Extracted records:
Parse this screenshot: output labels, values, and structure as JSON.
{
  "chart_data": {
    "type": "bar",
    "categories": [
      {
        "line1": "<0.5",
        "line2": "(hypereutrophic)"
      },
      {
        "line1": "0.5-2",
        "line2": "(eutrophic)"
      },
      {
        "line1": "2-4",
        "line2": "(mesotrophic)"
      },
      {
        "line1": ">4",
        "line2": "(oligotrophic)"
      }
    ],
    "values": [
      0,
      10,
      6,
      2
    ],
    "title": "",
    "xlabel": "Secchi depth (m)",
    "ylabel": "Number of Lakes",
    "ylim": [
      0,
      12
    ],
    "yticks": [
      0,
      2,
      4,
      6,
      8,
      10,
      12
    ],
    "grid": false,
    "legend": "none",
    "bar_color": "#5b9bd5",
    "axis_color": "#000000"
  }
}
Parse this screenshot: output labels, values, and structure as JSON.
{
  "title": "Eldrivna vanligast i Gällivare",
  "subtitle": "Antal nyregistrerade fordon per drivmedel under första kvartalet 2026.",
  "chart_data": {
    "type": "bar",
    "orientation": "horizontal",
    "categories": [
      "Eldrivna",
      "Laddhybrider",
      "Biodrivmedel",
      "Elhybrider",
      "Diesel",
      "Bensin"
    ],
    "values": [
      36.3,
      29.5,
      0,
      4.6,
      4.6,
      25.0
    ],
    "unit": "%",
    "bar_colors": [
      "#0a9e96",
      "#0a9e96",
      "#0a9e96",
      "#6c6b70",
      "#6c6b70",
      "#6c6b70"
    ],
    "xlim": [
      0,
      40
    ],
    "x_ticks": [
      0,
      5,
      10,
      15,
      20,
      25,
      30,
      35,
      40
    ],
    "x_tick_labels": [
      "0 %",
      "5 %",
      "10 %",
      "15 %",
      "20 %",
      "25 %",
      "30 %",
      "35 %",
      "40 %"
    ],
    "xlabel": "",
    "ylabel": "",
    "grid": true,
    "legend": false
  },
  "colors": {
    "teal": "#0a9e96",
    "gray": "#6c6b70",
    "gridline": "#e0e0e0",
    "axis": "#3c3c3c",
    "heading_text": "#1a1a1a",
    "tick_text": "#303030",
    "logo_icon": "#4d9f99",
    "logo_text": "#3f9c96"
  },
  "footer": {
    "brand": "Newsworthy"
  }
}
---
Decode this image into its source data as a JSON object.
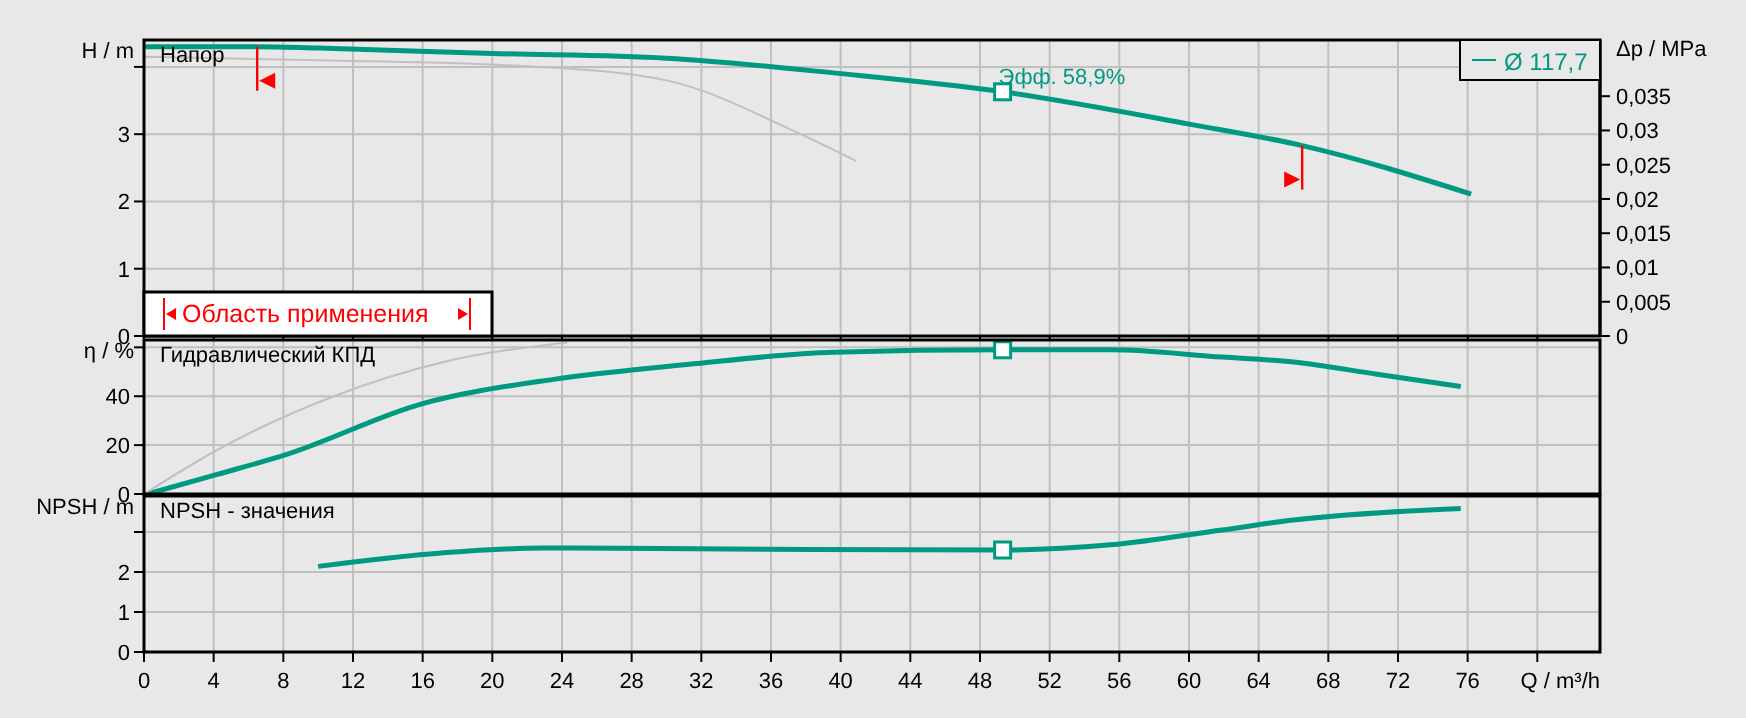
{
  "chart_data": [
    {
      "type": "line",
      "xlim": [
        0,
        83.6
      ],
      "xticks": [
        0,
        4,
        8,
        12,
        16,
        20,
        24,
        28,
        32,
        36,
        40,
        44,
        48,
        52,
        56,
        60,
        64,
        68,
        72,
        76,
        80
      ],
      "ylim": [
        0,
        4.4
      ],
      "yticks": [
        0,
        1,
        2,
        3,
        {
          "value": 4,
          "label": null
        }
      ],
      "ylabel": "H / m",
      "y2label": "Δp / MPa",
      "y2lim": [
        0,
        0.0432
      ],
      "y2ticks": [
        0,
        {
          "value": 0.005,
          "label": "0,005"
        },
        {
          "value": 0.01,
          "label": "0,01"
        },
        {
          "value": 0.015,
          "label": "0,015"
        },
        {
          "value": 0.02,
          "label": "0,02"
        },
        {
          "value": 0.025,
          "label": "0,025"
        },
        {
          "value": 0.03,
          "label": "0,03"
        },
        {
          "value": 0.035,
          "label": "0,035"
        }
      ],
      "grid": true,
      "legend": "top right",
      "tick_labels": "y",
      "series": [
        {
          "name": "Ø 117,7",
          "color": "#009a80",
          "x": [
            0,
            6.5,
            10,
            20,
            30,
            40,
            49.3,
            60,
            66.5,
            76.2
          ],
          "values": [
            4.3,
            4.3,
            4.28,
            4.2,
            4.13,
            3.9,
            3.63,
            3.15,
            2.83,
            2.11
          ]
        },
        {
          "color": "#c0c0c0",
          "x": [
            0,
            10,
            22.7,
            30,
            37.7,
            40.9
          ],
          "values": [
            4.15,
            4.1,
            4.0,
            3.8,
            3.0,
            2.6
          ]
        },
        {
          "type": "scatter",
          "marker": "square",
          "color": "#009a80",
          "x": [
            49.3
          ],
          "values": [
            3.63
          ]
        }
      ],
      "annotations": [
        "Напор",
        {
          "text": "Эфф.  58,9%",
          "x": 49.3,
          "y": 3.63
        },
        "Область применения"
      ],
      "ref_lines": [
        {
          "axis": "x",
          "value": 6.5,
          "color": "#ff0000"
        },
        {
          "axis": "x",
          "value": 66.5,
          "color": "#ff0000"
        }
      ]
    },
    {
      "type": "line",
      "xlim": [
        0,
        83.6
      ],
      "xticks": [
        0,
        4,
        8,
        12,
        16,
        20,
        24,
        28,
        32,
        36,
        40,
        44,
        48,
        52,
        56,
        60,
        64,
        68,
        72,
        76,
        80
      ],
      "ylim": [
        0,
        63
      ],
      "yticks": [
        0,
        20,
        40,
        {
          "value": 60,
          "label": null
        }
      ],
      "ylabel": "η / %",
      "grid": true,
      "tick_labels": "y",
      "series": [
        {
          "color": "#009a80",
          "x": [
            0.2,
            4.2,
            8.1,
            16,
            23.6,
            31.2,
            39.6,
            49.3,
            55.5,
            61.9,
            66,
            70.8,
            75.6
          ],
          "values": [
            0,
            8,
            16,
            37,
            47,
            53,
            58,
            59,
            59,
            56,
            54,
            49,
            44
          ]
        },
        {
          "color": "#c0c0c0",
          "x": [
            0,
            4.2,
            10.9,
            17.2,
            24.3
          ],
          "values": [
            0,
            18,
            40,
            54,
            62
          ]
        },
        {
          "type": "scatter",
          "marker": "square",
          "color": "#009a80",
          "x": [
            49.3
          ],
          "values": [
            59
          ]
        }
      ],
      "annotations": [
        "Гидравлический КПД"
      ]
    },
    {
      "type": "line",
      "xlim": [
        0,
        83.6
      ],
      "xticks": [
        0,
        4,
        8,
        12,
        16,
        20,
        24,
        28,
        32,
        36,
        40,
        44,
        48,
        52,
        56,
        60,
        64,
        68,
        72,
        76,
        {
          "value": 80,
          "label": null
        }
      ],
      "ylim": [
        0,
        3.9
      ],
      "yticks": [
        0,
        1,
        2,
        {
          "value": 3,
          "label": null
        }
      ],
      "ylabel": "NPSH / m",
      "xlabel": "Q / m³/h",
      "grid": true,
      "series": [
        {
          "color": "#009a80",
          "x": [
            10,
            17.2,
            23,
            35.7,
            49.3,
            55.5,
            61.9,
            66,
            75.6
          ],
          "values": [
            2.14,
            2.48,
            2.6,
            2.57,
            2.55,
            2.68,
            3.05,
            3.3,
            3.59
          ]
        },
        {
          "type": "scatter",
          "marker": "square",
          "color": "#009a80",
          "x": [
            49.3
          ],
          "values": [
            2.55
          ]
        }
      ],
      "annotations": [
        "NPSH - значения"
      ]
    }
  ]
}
==
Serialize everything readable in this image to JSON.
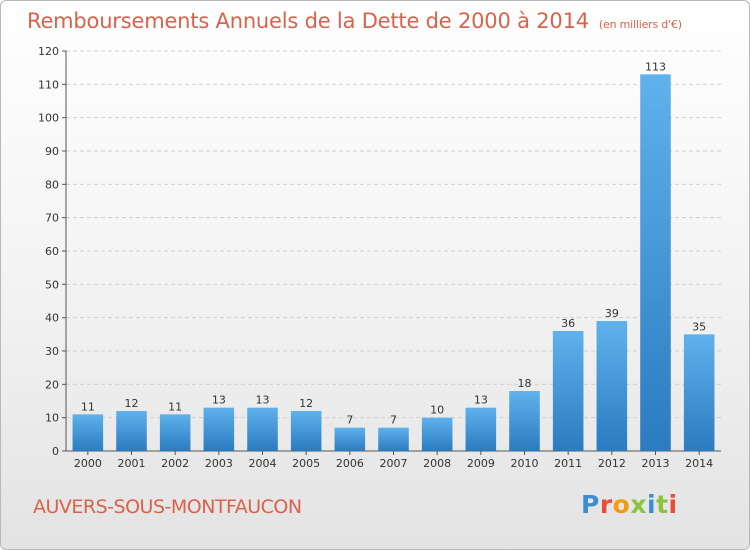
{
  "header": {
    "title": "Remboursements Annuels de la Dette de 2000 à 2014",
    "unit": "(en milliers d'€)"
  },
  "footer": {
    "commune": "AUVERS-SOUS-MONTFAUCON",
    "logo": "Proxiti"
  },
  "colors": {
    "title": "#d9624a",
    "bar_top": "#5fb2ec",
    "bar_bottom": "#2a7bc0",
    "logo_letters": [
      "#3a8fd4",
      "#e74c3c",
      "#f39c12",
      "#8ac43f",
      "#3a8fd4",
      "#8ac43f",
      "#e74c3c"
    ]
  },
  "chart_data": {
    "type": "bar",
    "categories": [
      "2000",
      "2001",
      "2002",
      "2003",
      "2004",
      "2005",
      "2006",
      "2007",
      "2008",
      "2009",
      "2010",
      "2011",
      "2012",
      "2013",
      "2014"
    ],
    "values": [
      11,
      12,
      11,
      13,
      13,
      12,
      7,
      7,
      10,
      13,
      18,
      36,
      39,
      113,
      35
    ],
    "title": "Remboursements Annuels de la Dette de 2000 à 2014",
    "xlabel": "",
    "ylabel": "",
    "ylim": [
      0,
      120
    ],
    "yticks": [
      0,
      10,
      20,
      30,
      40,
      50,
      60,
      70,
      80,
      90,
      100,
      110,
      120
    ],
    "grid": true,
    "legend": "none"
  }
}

◆ What you have to do
Select from the material above each line in which the string "legend" appears, and list those lines.

◆ The solution
    "legend": "none",
    "legend": false
      "legend": "top right",
    "legend": "none"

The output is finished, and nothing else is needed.